● **Exercise**: Write out the data below in full. Keep it exact.

## start Exercise data

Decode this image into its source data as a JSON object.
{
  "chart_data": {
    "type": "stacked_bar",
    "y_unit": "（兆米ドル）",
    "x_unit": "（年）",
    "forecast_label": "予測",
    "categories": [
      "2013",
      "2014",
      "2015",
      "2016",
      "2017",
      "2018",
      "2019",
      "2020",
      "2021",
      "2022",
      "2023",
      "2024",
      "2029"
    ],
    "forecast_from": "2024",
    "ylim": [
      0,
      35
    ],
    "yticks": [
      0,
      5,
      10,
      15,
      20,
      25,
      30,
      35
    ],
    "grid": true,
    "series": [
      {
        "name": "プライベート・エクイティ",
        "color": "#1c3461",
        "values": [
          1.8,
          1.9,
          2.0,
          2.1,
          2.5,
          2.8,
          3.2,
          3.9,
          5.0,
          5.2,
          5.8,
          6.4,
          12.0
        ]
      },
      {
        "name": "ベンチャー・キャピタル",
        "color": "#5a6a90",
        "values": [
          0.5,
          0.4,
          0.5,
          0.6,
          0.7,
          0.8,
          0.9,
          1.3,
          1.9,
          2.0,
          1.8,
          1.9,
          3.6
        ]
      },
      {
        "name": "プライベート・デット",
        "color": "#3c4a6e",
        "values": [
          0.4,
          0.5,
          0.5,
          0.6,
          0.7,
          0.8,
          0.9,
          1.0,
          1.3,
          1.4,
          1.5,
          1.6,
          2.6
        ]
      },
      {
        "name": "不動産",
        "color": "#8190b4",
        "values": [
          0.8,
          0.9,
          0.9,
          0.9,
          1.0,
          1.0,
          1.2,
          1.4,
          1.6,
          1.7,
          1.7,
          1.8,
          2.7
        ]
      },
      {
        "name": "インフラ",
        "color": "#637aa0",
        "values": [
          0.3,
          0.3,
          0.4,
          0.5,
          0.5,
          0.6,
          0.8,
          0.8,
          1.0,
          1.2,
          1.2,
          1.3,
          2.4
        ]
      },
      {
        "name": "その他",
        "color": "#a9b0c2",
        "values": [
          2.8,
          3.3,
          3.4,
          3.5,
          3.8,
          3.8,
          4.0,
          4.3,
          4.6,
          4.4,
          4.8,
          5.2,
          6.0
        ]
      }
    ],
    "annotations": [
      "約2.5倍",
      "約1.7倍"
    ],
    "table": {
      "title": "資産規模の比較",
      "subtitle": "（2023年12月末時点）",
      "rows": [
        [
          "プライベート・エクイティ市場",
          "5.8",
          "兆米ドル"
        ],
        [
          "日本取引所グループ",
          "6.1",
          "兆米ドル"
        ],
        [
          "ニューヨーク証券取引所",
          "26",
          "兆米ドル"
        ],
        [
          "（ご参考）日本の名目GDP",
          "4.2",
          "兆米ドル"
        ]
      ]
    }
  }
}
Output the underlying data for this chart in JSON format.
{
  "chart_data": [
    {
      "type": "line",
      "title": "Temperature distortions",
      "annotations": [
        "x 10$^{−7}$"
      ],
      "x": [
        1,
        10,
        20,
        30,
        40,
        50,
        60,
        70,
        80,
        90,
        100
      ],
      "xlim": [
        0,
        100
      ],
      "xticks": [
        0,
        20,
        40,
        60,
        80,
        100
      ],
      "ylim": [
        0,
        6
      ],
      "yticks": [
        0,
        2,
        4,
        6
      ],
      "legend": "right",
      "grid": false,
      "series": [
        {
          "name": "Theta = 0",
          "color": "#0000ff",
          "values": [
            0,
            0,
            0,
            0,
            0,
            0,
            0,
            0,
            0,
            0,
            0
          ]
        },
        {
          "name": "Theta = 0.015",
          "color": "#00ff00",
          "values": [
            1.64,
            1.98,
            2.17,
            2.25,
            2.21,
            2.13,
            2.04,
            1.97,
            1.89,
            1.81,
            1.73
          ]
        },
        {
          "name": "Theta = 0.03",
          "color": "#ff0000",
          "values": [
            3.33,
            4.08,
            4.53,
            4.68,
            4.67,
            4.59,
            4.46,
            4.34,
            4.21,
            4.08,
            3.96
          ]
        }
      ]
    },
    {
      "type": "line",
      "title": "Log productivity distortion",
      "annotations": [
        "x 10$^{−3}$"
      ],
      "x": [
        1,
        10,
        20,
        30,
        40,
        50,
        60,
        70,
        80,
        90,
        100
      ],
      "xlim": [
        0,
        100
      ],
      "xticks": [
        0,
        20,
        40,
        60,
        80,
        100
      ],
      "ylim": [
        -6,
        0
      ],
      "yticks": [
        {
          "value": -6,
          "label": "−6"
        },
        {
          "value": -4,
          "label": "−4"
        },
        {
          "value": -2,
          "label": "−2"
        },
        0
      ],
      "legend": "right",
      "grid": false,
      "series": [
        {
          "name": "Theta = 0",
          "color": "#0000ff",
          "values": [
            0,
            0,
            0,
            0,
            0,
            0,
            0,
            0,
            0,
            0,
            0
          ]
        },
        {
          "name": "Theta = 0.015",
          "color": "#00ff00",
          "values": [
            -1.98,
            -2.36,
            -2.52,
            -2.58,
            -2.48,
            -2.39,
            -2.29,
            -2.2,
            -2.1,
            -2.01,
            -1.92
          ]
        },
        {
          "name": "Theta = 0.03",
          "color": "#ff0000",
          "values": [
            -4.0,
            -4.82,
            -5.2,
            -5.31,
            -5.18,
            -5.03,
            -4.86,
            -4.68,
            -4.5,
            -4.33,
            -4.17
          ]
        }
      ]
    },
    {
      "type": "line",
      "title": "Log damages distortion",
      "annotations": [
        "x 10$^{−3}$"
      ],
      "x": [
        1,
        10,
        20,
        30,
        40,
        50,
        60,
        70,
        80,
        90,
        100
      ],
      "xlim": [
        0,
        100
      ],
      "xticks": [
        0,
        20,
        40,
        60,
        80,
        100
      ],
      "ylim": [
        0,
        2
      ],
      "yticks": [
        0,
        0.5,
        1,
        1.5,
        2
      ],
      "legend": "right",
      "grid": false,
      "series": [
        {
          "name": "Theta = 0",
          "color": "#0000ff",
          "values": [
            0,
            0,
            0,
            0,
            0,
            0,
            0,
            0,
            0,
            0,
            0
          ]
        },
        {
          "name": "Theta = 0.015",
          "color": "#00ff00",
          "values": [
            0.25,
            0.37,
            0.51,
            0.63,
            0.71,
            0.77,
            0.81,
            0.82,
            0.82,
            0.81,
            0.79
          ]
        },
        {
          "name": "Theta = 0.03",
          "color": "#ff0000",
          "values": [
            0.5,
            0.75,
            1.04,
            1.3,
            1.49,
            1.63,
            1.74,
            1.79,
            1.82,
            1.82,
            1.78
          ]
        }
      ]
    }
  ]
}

## end Exercise data

● **Complete output**:
Decode this image into its source data as a JSON object.
{
  "chart_data": {
    "type": "stacked_bar",
    "y_unit": "（兆米ドル）",
    "x_unit": "（年）",
    "forecast_label": "予測",
    "categories": [
      "2013",
      "2014",
      "2015",
      "2016",
      "2017",
      "2018",
      "2019",
      "2020",
      "2021",
      "2022",
      "2023",
      "2024",
      "2029"
    ],
    "forecast_from": "2024",
    "ylim": [
      0,
      35
    ],
    "yticks": [
      0,
      5,
      10,
      15,
      20,
      25,
      30,
      35
    ],
    "grid": true,
    "series": [
      {
        "name": "プライベート・エクイティ",
        "color": "#1c3461",
        "values": [
          1.8,
          1.9,
          2.0,
          2.1,
          2.5,
          2.8,
          3.2,
          3.9,
          5.0,
          5.2,
          5.8,
          6.4,
          12.0
        ]
      },
      {
        "name": "ベンチャー・キャピタル",
        "color": "#5a6a90",
        "values": [
          0.5,
          0.4,
          0.5,
          0.6,
          0.7,
          0.8,
          0.9,
          1.3,
          1.9,
          2.0,
          1.8,
          1.9,
          3.6
        ]
      },
      {
        "name": "プライベート・デット",
        "color": "#3c4a6e",
        "values": [
          0.4,
          0.5,
          0.5,
          0.6,
          0.7,
          0.8,
          0.9,
          1.0,
          1.3,
          1.4,
          1.5,
          1.6,
          2.6
        ]
      },
      {
        "name": "不動産",
        "color": "#8190b4",
        "values": [
          0.8,
          0.9,
          0.9,
          0.9,
          1.0,
          1.0,
          1.2,
          1.4,
          1.6,
          1.7,
          1.7,
          1.8,
          2.7
        ]
      },
      {
        "name": "インフラ",
        "color": "#637aa0",
        "values": [
          0.3,
          0.3,
          0.4,
          0.5,
          0.5,
          0.6,
          0.8,
          0.8,
          1.0,
          1.2,
          1.2,
          1.3,
          2.4
        ]
      },
      {
        "name": "その他",
        "color": "#a9b0c2",
        "values": [
          2.8,
          3.3,
          3.4,
          3.5,
          3.8,
          3.8,
          4.0,
          4.3,
          4.6,
          4.4,
          4.8,
          5.2,
          6.0
        ]
      }
    ],
    "annotations": [
      "約2.5倍",
      "約1.7倍"
    ],
    "table": {
      "title": "資産規模の比較",
      "subtitle": "（2023年12月末時点）",
      "rows": [
        [
          "プライベート・エクイティ市場",
          "5.8",
          "兆米ドル"
        ],
        [
          "日本取引所グループ",
          "6.1",
          "兆米ドル"
        ],
        [
          "ニューヨーク証券取引所",
          "26",
          "兆米ドル"
        ],
        [
          "（ご参考）日本の名目GDP",
          "4.2",
          "兆米ドル"
        ]
      ]
    }
  }
}
Output the underlying data for this chart in JSON format.
{
  "chart_data": [
    {
      "type": "line",
      "title": "Temperature distortions",
      "annotations": [
        "x 10$^{−7}$"
      ],
      "x": [
        1,
        10,
        20,
        30,
        40,
        50,
        60,
        70,
        80,
        90,
        100
      ],
      "xlim": [
        0,
        100
      ],
      "xticks": [
        0,
        20,
        40,
        60,
        80,
        100
      ],
      "ylim": [
        0,
        6
      ],
      "yticks": [
        0,
        2,
        4,
        6
      ],
      "legend": "right",
      "grid": false,
      "series": [
        {
          "name": "Theta = 0",
          "color": "#0000ff",
          "values": [
            0,
            0,
            0,
            0,
            0,
            0,
            0,
            0,
            0,
            0,
            0
          ]
        },
        {
          "name": "Theta = 0.015",
          "color": "#00ff00",
          "values": [
            1.64,
            1.98,
            2.17,
            2.25,
            2.21,
            2.13,
            2.04,
            1.97,
            1.89,
            1.81,
            1.73
          ]
        },
        {
          "name": "Theta = 0.03",
          "color": "#ff0000",
          "values": [
            3.33,
            4.08,
            4.53,
            4.68,
            4.67,
            4.59,
            4.46,
            4.34,
            4.21,
            4.08,
            3.96
          ]
        }
      ]
    },
    {
      "type": "line",
      "title": "Log productivity distortion",
      "annotations": [
        "x 10$^{−3}$"
      ],
      "x": [
        1,
        10,
        20,
        30,
        40,
        50,
        60,
        70,
        80,
        90,
        100
      ],
      "xlim": [
        0,
        100
      ],
      "xticks": [
        0,
        20,
        40,
        60,
        80,
        100
      ],
      "ylim": [
        -6,
        0
      ],
      "yticks": [
        {
          "value": -6,
          "label": "−6"
        },
        {
          "value": -4,
          "label": "−4"
        },
        {
          "value": -2,
          "label": "−2"
        },
        0
      ],
      "legend": "right",
      "grid": false,
      "series": [
        {
          "name": "Theta = 0",
          "color": "#0000ff",
          "values": [
            0,
            0,
            0,
            0,
            0,
            0,
            0,
            0,
            0,
            0,
            0
          ]
        },
        {
          "name": "Theta = 0.015",
          "color": "#00ff00",
          "values": [
            -1.98,
            -2.36,
            -2.52,
            -2.58,
            -2.48,
            -2.39,
            -2.29,
            -2.2,
            -2.1,
            -2.01,
            -1.92
          ]
        },
        {
          "name": "Theta = 0.03",
          "color": "#ff0000",
          "values": [
            -4.0,
            -4.82,
            -5.2,
            -5.31,
            -5.18,
            -5.03,
            -4.86,
            -4.68,
            -4.5,
            -4.33,
            -4.17
          ]
        }
      ]
    },
    {
      "type": "line",
      "title": "Log damages distortion",
      "annotations": [
        "x 10$^{−3}$"
      ],
      "x": [
        1,
        10,
        20,
        30,
        40,
        50,
        60,
        70,
        80,
        90,
        100
      ],
      "xlim": [
        0,
        100
      ],
      "xticks": [
        0,
        20,
        40,
        60,
        80,
        100
      ],
      "ylim": [
        0,
        2
      ],
      "yticks": [
        0,
        0.5,
        1,
        1.5,
        2
      ],
      "legend": "right",
      "grid": false,
      "series": [
        {
          "name": "Theta = 0",
          "color": "#0000ff",
          "values": [
            0,
            0,
            0,
            0,
            0,
            0,
            0,
            0,
            0,
            0,
            0
          ]
        },
        {
          "name": "Theta = 0.015",
          "color": "#00ff00",
          "values": [
            0.25,
            0.37,
            0.51,
            0.63,
            0.71,
            0.77,
            0.81,
            0.82,
            0.82,
            0.81,
            0.79
          ]
        },
        {
          "name": "Theta = 0.03",
          "color": "#ff0000",
          "values": [
            0.5,
            0.75,
            1.04,
            1.3,
            1.49,
            1.63,
            1.74,
            1.79,
            1.82,
            1.82,
            1.78
          ]
        }
      ]
    }
  ]
}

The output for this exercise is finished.